_What is asked:_
Quote the whole listing verbatim.

_Source records:_
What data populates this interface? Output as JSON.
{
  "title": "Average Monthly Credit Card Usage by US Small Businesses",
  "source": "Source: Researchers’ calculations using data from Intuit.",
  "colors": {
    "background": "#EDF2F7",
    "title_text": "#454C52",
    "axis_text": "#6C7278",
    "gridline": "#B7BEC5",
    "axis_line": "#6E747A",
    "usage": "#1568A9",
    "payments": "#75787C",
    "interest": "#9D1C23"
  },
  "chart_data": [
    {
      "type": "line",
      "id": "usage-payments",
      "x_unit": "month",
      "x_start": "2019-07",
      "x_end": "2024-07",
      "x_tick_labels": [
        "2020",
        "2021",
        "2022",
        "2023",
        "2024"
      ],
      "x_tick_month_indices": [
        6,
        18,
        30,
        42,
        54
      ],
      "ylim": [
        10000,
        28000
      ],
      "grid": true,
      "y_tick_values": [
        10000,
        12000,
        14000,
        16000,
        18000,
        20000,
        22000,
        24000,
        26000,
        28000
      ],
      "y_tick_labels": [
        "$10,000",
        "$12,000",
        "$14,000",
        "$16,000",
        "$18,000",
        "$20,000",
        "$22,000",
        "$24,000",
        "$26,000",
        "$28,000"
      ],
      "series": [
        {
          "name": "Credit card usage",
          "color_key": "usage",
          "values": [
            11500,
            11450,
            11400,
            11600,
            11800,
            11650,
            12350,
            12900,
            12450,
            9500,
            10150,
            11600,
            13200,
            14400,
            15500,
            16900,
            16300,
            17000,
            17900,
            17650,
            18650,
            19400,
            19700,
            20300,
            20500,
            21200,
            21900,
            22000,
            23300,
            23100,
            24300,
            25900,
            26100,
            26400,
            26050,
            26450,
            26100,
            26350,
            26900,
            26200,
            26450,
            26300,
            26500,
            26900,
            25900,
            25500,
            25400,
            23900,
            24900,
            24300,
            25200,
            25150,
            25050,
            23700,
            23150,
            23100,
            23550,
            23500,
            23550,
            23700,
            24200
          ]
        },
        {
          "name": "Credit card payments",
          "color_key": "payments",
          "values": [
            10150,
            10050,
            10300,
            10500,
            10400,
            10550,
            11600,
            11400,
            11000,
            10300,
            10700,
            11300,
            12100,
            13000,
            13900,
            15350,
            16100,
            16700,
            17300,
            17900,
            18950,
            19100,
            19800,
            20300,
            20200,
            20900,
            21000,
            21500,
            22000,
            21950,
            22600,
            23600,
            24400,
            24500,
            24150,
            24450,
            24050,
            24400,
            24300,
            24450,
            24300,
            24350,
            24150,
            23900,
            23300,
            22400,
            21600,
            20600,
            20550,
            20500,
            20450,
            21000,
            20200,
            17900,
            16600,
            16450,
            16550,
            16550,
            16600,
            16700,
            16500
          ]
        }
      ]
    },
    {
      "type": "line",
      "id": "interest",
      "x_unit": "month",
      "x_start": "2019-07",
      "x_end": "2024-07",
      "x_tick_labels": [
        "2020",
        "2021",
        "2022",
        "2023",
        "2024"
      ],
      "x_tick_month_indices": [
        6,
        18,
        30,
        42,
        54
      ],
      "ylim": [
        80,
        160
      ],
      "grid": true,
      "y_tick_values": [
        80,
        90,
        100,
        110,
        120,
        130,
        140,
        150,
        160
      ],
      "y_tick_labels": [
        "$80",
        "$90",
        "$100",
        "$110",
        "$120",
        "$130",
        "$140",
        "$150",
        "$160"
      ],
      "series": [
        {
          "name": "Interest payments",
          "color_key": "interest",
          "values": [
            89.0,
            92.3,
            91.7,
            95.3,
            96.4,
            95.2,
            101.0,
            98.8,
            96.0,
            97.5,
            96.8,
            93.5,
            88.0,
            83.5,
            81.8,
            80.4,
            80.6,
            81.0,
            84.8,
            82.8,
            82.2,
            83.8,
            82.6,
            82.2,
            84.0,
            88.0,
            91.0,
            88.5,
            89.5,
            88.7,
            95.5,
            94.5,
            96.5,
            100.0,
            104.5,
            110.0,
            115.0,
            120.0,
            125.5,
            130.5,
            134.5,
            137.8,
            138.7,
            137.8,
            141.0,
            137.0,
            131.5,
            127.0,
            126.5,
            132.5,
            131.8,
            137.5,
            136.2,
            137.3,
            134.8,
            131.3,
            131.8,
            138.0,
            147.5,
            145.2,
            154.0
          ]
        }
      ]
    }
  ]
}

_Answer to the task:_
What data populates this interface? Output as JSON.
{
  "title": "Average Monthly Credit Card Usage by US Small Businesses",
  "source": "Source: Researchers’ calculations using data from Intuit.",
  "colors": {
    "background": "#EDF2F7",
    "title_text": "#454C52",
    "axis_text": "#6C7278",
    "gridline": "#B7BEC5",
    "axis_line": "#6E747A",
    "usage": "#1568A9",
    "payments": "#75787C",
    "interest": "#9D1C23"
  },
  "chart_data": [
    {
      "type": "line",
      "id": "usage-payments",
      "x_unit": "month",
      "x_start": "2019-07",
      "x_end": "2024-07",
      "x_tick_labels": [
        "2020",
        "2021",
        "2022",
        "2023",
        "2024"
      ],
      "x_tick_month_indices": [
        6,
        18,
        30,
        42,
        54
      ],
      "ylim": [
        10000,
        28000
      ],
      "grid": true,
      "y_tick_values": [
        10000,
        12000,
        14000,
        16000,
        18000,
        20000,
        22000,
        24000,
        26000,
        28000
      ],
      "y_tick_labels": [
        "$10,000",
        "$12,000",
        "$14,000",
        "$16,000",
        "$18,000",
        "$20,000",
        "$22,000",
        "$24,000",
        "$26,000",
        "$28,000"
      ],
      "series": [
        {
          "name": "Credit card usage",
          "color_key": "usage",
          "values": [
            11500,
            11450,
            11400,
            11600,
            11800,
            11650,
            12350,
            12900,
            12450,
            9500,
            10150,
            11600,
            13200,
            14400,
            15500,
            16900,
            16300,
            17000,
            17900,
            17650,
            18650,
            19400,
            19700,
            20300,
            20500,
            21200,
            21900,
            22000,
            23300,
            23100,
            24300,
            25900,
            26100,
            26400,
            26050,
            26450,
            26100,
            26350,
            26900,
            26200,
            26450,
            26300,
            26500,
            26900,
            25900,
            25500,
            25400,
            23900,
            24900,
            24300,
            25200,
            25150,
            25050,
            23700,
            23150,
            23100,
            23550,
            23500,
            23550,
            23700,
            24200
          ]
        },
        {
          "name": "Credit card payments",
          "color_key": "payments",
          "values": [
            10150,
            10050,
            10300,
            10500,
            10400,
            10550,
            11600,
            11400,
            11000,
            10300,
            10700,
            11300,
            12100,
            13000,
            13900,
            15350,
            16100,
            16700,
            17300,
            17900,
            18950,
            19100,
            19800,
            20300,
            20200,
            20900,
            21000,
            21500,
            22000,
            21950,
            22600,
            23600,
            24400,
            24500,
            24150,
            24450,
            24050,
            24400,
            24300,
            24450,
            24300,
            24350,
            24150,
            23900,
            23300,
            22400,
            21600,
            20600,
            20550,
            20500,
            20450,
            21000,
            20200,
            17900,
            16600,
            16450,
            16550,
            16550,
            16600,
            16700,
            16500
          ]
        }
      ]
    },
    {
      "type": "line",
      "id": "interest",
      "x_unit": "month",
      "x_start": "2019-07",
      "x_end": "2024-07",
      "x_tick_labels": [
        "2020",
        "2021",
        "2022",
        "2023",
        "2024"
      ],
      "x_tick_month_indices": [
        6,
        18,
        30,
        42,
        54
      ],
      "ylim": [
        80,
        160
      ],
      "grid": true,
      "y_tick_values": [
        80,
        90,
        100,
        110,
        120,
        130,
        140,
        150,
        160
      ],
      "y_tick_labels": [
        "$80",
        "$90",
        "$100",
        "$110",
        "$120",
        "$130",
        "$140",
        "$150",
        "$160"
      ],
      "series": [
        {
          "name": "Interest payments",
          "color_key": "interest",
          "values": [
            89.0,
            92.3,
            91.7,
            95.3,
            96.4,
            95.2,
            101.0,
            98.8,
            96.0,
            97.5,
            96.8,
            93.5,
            88.0,
            83.5,
            81.8,
            80.4,
            80.6,
            81.0,
            84.8,
            82.8,
            82.2,
            83.8,
            82.6,
            82.2,
            84.0,
            88.0,
            91.0,
            88.5,
            89.5,
            88.7,
            95.5,
            94.5,
            96.5,
            100.0,
            104.5,
            110.0,
            115.0,
            120.0,
            125.5,
            130.5,
            134.5,
            137.8,
            138.7,
            137.8,
            141.0,
            137.0,
            131.5,
            127.0,
            126.5,
            132.5,
            131.8,
            137.5,
            136.2,
            137.3,
            134.8,
            131.3,
            131.8,
            138.0,
            147.5,
            145.2,
            154.0
          ]
        }
      ]
    }
  ]
}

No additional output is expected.